[What is asked] Reproduce the data verbatim from its first line up to and including the line with "chevron-right-icon (1037, 931, 1075, 984)".

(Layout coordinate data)
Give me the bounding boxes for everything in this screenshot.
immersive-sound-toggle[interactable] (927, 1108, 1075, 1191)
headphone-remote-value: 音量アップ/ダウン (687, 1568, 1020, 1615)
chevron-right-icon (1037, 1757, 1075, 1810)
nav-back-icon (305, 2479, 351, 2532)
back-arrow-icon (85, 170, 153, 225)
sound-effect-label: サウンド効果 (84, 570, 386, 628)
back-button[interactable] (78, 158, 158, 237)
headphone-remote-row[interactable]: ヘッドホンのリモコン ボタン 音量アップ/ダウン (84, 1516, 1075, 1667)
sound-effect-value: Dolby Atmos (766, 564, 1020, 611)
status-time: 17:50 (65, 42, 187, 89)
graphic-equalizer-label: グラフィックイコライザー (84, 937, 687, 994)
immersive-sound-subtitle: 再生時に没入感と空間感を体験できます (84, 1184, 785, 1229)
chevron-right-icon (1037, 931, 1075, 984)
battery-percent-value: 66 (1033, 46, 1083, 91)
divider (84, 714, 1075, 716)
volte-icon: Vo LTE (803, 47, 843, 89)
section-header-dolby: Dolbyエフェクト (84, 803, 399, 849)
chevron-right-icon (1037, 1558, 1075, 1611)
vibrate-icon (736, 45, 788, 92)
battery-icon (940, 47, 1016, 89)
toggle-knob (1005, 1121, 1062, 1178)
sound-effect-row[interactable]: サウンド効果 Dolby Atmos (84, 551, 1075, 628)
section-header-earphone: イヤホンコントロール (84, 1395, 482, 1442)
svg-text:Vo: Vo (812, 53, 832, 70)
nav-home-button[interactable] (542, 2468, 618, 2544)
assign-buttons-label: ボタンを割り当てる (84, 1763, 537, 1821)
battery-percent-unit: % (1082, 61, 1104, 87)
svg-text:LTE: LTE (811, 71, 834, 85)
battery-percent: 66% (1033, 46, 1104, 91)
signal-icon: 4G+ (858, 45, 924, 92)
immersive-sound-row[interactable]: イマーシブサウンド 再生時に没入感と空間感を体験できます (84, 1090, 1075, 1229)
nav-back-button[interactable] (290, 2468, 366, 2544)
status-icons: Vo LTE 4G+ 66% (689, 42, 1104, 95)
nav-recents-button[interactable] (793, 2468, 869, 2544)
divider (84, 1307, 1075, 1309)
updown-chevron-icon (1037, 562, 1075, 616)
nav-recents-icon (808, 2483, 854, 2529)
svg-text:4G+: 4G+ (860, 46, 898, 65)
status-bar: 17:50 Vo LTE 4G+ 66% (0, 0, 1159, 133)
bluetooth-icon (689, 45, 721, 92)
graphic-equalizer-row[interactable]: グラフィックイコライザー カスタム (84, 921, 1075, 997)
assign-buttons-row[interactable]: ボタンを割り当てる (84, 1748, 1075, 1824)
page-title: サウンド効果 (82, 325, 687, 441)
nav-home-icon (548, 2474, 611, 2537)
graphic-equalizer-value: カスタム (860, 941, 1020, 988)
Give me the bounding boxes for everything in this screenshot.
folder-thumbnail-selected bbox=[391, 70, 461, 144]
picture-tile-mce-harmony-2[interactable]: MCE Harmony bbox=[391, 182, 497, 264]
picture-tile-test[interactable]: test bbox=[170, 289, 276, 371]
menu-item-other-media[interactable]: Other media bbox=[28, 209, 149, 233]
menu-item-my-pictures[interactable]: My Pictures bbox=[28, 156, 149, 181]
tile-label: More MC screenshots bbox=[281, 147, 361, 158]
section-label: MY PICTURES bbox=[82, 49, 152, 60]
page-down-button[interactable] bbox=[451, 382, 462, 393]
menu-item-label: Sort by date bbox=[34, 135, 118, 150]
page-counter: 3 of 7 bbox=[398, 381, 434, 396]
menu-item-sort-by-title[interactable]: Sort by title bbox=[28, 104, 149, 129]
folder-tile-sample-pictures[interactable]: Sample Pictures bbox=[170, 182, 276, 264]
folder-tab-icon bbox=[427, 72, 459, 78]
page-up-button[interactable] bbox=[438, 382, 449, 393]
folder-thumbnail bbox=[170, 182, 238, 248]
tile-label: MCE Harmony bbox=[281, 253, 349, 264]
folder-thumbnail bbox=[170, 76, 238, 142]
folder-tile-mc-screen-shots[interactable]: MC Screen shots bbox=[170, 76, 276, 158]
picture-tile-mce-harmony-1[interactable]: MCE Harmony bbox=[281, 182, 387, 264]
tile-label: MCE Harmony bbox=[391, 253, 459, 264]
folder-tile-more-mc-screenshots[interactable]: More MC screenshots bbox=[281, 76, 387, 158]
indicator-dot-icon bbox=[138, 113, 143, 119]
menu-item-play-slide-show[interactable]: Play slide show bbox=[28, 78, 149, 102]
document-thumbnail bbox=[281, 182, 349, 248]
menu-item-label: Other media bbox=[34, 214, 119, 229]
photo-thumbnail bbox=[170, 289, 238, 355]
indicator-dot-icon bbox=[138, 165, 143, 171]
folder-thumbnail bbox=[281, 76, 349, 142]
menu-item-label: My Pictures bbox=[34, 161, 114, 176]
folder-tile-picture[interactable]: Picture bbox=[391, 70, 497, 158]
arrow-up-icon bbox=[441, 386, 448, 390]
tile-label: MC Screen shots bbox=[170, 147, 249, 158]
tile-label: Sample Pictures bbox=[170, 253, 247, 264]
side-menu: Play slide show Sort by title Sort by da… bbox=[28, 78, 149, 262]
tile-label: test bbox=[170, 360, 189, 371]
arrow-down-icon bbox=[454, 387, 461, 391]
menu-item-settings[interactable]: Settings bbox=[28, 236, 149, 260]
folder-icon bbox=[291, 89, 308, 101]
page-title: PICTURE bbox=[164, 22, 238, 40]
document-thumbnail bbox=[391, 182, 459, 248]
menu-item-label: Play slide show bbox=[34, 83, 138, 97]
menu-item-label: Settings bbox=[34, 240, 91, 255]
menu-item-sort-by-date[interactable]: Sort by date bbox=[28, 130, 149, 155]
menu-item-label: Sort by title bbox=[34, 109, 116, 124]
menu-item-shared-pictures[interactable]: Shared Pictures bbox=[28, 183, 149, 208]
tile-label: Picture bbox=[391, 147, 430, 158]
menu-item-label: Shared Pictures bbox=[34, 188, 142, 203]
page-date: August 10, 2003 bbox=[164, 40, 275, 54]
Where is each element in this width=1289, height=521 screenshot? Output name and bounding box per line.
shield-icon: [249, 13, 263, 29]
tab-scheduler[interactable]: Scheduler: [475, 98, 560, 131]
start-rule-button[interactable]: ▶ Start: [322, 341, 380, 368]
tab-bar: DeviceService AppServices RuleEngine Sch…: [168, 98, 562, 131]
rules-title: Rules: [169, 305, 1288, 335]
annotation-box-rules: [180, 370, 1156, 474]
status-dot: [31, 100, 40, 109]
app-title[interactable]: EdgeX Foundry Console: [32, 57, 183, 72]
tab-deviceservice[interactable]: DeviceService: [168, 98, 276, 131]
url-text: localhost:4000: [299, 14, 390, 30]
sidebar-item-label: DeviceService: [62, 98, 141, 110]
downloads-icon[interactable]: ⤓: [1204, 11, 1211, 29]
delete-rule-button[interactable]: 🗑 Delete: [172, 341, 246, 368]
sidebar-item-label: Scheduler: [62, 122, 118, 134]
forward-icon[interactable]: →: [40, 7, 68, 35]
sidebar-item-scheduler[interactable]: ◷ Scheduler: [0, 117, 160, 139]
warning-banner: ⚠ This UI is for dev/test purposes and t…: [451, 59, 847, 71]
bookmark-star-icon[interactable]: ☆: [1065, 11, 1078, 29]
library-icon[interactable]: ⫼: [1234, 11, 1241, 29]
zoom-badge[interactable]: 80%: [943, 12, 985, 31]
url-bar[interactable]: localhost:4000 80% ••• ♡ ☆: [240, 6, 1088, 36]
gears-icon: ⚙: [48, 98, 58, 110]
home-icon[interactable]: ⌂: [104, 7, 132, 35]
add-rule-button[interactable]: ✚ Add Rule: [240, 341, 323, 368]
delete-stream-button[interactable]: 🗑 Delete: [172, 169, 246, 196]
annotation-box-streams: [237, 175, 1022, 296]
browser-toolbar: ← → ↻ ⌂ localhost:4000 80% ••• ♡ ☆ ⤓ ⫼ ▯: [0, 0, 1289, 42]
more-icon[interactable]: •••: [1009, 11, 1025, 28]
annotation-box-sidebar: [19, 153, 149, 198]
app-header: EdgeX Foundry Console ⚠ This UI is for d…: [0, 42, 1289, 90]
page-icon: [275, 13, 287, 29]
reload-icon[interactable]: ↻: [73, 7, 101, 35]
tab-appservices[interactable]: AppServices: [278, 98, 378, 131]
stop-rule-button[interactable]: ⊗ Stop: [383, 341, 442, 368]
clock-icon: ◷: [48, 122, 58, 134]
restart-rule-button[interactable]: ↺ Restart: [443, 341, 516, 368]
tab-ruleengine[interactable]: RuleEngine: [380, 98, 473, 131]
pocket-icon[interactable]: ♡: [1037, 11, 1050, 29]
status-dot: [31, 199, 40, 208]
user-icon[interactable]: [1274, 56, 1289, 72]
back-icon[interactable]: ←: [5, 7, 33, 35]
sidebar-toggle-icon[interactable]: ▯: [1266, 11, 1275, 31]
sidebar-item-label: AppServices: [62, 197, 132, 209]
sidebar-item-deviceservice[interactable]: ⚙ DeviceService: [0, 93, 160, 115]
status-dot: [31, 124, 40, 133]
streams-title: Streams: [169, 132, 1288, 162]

[Solution to this problem]
Give me the bounding boxes for everything in this screenshot.
immersive-sound-toggle[interactable] (927, 1108, 1075, 1191)
headphone-remote-value: 音量アップ/ダウン (687, 1568, 1020, 1615)
chevron-right-icon (1037, 1757, 1075, 1810)
nav-back-icon (305, 2479, 351, 2532)
back-arrow-icon (85, 170, 153, 225)
sound-effect-label: サウンド効果 (84, 570, 386, 628)
back-button[interactable] (78, 158, 158, 237)
headphone-remote-row[interactable]: ヘッドホンのリモコン ボタン 音量アップ/ダウン (84, 1516, 1075, 1667)
sound-effect-value: Dolby Atmos (766, 564, 1020, 611)
status-time: 17:50 (65, 42, 187, 89)
graphic-equalizer-label: グラフィックイコライザー (84, 937, 687, 994)
immersive-sound-subtitle: 再生時に没入感と空間感を体験できます (84, 1184, 785, 1229)
chevron-right-icon (1037, 931, 1075, 984)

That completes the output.